### Problem statement
Lines containing the string "FAMIP" are to be collected in full.

### Dataset content
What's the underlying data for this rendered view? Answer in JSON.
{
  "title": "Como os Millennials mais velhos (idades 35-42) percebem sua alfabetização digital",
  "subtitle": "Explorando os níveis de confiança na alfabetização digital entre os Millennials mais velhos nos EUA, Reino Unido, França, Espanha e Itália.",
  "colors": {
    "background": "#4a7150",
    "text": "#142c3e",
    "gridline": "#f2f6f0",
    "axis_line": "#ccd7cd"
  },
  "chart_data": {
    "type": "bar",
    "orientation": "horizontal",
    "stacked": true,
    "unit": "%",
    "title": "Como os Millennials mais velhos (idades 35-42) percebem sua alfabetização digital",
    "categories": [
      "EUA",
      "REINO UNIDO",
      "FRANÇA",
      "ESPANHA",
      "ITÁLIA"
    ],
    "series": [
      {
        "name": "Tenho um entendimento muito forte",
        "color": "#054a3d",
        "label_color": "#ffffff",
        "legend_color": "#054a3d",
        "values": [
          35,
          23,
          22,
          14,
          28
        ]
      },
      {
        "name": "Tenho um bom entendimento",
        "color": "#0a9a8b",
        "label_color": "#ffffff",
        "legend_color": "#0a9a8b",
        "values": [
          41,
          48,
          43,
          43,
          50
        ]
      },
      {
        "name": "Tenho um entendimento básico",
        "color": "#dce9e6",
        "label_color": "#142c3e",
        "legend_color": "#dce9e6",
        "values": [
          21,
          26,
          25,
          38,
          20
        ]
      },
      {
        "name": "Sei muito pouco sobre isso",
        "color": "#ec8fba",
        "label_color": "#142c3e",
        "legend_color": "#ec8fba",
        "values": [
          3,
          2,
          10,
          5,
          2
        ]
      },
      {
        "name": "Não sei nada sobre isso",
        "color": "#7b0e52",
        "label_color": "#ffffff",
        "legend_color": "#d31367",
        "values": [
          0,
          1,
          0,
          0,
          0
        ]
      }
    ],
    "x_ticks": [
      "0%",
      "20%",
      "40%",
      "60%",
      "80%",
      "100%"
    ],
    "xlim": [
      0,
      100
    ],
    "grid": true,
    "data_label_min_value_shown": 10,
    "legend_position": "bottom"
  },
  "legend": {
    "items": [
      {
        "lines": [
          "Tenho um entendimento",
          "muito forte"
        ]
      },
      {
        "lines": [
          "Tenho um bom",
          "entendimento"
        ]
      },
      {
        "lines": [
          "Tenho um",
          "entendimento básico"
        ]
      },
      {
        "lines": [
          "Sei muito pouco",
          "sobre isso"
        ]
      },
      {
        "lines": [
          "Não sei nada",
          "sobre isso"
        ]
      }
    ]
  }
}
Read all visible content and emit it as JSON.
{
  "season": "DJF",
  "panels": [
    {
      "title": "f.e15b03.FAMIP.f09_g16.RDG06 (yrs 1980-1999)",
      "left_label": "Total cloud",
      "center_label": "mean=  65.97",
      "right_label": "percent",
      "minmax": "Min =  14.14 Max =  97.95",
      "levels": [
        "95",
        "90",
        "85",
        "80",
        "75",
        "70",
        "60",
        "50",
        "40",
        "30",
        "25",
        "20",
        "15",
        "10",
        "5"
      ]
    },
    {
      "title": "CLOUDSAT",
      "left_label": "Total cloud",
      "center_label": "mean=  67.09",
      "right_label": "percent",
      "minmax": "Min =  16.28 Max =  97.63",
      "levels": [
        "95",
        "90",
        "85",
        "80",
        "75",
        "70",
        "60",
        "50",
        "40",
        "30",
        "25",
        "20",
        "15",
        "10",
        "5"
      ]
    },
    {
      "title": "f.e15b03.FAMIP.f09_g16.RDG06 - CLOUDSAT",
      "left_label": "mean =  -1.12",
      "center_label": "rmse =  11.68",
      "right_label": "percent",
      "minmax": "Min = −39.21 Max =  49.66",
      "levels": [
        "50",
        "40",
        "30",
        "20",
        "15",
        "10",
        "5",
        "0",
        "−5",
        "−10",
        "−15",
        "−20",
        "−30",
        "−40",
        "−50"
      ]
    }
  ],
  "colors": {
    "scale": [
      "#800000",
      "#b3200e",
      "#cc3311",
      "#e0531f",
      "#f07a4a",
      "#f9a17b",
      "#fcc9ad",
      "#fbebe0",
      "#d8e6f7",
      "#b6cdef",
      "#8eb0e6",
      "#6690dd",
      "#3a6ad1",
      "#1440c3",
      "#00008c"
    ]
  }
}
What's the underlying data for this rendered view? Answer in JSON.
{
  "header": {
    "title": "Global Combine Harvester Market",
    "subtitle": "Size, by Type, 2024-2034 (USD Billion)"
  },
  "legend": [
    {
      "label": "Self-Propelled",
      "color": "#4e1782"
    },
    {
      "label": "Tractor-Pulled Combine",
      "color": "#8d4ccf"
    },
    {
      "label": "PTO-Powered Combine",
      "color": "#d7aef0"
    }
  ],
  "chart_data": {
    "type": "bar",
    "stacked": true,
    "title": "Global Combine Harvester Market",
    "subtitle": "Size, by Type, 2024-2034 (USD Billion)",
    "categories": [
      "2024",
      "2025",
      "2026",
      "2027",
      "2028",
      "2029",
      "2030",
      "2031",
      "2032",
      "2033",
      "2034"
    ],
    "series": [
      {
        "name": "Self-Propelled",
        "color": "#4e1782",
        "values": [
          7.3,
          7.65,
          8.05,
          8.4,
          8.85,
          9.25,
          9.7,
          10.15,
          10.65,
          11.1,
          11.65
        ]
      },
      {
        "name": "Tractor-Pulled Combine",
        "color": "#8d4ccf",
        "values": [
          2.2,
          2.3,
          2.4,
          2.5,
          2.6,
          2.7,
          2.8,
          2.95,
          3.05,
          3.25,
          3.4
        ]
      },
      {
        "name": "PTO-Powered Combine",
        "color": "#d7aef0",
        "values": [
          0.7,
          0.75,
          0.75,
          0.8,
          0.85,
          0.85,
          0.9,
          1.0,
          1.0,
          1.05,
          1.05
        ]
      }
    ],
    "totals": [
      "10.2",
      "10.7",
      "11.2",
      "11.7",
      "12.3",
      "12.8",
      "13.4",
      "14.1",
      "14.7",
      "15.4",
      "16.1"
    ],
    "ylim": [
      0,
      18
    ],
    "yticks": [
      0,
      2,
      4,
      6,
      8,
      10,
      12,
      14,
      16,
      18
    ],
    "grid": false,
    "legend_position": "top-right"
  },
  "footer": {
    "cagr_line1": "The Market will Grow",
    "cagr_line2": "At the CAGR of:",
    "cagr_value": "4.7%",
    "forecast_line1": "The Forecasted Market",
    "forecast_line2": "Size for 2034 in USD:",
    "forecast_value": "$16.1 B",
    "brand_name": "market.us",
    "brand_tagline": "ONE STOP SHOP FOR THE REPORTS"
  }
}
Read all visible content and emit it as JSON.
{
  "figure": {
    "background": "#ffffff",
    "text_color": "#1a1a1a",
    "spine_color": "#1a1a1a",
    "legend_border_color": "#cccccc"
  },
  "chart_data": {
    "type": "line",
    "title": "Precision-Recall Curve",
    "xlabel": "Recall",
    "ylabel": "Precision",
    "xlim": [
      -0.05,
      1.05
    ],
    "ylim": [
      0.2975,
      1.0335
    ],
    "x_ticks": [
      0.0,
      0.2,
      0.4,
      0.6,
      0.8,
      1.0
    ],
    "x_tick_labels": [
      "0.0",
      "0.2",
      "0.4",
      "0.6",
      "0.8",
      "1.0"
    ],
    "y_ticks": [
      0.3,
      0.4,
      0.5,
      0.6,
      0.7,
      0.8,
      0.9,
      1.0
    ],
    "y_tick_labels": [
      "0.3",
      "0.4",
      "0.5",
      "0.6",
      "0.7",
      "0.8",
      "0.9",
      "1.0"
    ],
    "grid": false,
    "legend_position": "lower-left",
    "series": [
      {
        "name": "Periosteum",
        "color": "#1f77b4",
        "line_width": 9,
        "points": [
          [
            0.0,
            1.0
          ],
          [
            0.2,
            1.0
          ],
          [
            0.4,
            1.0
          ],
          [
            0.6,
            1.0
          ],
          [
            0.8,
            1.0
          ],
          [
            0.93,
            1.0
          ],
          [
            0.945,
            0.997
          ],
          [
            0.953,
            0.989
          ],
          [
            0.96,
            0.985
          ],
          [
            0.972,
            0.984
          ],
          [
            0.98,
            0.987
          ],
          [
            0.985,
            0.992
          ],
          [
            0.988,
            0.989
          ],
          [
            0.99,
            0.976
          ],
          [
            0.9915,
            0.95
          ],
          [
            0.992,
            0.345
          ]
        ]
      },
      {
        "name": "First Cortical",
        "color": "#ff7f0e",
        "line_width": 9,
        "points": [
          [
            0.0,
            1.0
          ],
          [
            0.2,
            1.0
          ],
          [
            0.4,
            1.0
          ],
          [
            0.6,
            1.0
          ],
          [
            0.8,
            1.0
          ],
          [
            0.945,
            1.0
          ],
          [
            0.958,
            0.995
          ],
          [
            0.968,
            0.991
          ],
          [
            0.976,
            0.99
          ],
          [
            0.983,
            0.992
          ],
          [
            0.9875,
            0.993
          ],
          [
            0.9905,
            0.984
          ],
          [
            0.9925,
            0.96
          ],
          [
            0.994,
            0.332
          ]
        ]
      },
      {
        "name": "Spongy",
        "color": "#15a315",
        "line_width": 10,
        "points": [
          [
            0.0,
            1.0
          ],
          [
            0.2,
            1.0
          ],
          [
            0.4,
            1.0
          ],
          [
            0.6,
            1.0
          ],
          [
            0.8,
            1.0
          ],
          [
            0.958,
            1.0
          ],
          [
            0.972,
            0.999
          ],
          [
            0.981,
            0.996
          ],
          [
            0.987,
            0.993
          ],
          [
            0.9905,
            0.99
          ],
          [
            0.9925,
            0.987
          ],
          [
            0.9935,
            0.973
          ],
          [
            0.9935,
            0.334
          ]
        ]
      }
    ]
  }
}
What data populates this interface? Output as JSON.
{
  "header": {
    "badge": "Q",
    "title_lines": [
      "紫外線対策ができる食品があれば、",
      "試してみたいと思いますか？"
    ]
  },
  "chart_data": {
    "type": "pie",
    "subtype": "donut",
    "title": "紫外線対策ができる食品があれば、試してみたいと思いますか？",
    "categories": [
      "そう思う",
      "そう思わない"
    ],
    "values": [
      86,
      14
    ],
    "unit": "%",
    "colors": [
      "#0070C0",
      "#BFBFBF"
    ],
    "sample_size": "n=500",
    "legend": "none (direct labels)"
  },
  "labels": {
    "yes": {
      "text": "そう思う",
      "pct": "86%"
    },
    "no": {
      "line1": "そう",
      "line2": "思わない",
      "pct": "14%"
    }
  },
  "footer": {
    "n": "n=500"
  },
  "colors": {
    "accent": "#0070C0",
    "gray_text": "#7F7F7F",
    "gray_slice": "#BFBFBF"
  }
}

### Result
      "title": "f.e15b03.FAMIP.f09_g16.RDG06 (yrs 1980-1999)",
      "title": "f.e15b03.FAMIP.f09_g16.RDG06 - CLOUDSAT",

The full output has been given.